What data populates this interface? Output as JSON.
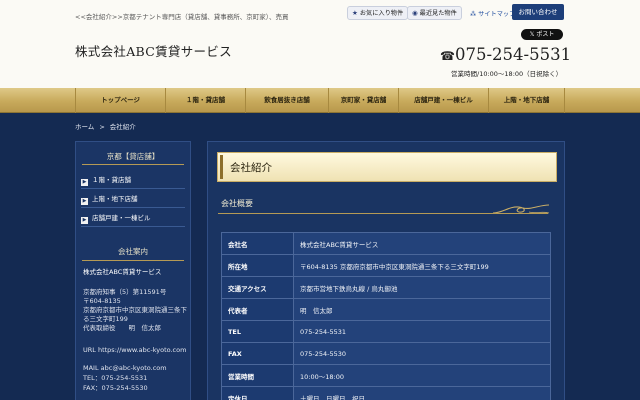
{
  "header": {
    "tagline": "<<会社紹介>>京都テナント専門店（貸店舗、貸事務所、京町家）、売買",
    "logo": "株式会社ABC賃貸サービス",
    "favorites_label": "お気に入り物件",
    "recent_label": "最近見た物件",
    "sitemap_label": "サイトマップ",
    "contact_label": "お問い合わせ",
    "xpost_label": "ポスト",
    "phone": "075-254-5531",
    "hours": "営業時間/10:00～18:00（日祝除く）"
  },
  "nav": {
    "items": [
      "トップページ",
      "１階・貸店舗",
      "飲食居抜き店舗",
      "京町家・貸店舗",
      "店舗戸建・一棟ビル",
      "上階・地下店舗"
    ]
  },
  "breadcrumb": {
    "home": "ホーム",
    "separator": ">",
    "current": "会社紹介"
  },
  "sidebar": {
    "section_title": "京都【貸店舗】",
    "links": [
      "１階・貸店舗",
      "上階・地下店舗",
      "店舗戸建・一棟ビル"
    ],
    "company_title": "会社案内",
    "company_name": "株式会社ABC賃貸サービス",
    "license": "京都府知事（5）第11591号",
    "postal": "〒604-8135",
    "address": "京都府京都市中京区東洞院通三条下る三文字町199",
    "representative": "代表取締役　　明　信太郎",
    "url": "URL https://www.abc-kyoto.com",
    "mail": "MAIL abc@abc-kyoto.com",
    "tel": "TEL：075-254-5531",
    "fax": "FAX：075-254-5530"
  },
  "main": {
    "page_title": "会社紹介",
    "section_title": "会社概要",
    "rows": [
      {
        "label": "会社名",
        "value": "株式会社ABC賃貸サービス"
      },
      {
        "label": "所在地",
        "value": "〒604-8135 京都府京都市中京区東洞院通三条下る三文字町199"
      },
      {
        "label": "交通アクセス",
        "value": "京都市営地下鉄烏丸線 / 烏丸御池"
      },
      {
        "label": "代表者",
        "value": "明　信太郎"
      },
      {
        "label": "TEL",
        "value": "075-254-5531"
      },
      {
        "label": "FAX",
        "value": "075-254-5530"
      },
      {
        "label": "営業時間",
        "value": "10:00～18:00"
      },
      {
        "label": "定休日",
        "value": "土曜日、日曜日、祝日"
      }
    ]
  }
}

# Exercise task
Transcribe each entry precisely as given, leaving the pictures out.

# Output of the task
What data populates this interface? Output as JSON.
{
  "header": {
    "tagline": "<<会社紹介>>京都テナント専門店（貸店舗、貸事務所、京町家）、売買",
    "logo": "株式会社ABC賃貸サービス",
    "favorites_label": "お気に入り物件",
    "recent_label": "最近見た物件",
    "sitemap_label": "サイトマップ",
    "contact_label": "お問い合わせ",
    "xpost_label": "ポスト",
    "phone": "075-254-5531",
    "hours": "営業時間/10:00～18:00（日祝除く）"
  },
  "nav": {
    "items": [
      "トップページ",
      "１階・貸店舗",
      "飲食居抜き店舗",
      "京町家・貸店舗",
      "店舗戸建・一棟ビル",
      "上階・地下店舗"
    ]
  },
  "breadcrumb": {
    "home": "ホーム",
    "separator": ">",
    "current": "会社紹介"
  },
  "sidebar": {
    "section_title": "京都【貸店舗】",
    "links": [
      "１階・貸店舗",
      "上階・地下店舗",
      "店舗戸建・一棟ビル"
    ],
    "company_title": "会社案内",
    "company_name": "株式会社ABC賃貸サービス",
    "license": "京都府知事（5）第11591号",
    "postal": "〒604-8135",
    "address": "京都府京都市中京区東洞院通三条下る三文字町199",
    "representative": "代表取締役　　明　信太郎",
    "url": "URL https://www.abc-kyoto.com",
    "mail": "MAIL abc@abc-kyoto.com",
    "tel": "TEL：075-254-5531",
    "fax": "FAX：075-254-5530"
  },
  "main": {
    "page_title": "会社紹介",
    "section_title": "会社概要",
    "rows": [
      {
        "label": "会社名",
        "value": "株式会社ABC賃貸サービス"
      },
      {
        "label": "所在地",
        "value": "〒604-8135 京都府京都市中京区東洞院通三条下る三文字町199"
      },
      {
        "label": "交通アクセス",
        "value": "京都市営地下鉄烏丸線 / 烏丸御池"
      },
      {
        "label": "代表者",
        "value": "明　信太郎"
      },
      {
        "label": "TEL",
        "value": "075-254-5531"
      },
      {
        "label": "FAX",
        "value": "075-254-5530"
      },
      {
        "label": "営業時間",
        "value": "10:00～18:00"
      },
      {
        "label": "定休日",
        "value": "土曜日、日曜日、祝日"
      }
    ]
  }
}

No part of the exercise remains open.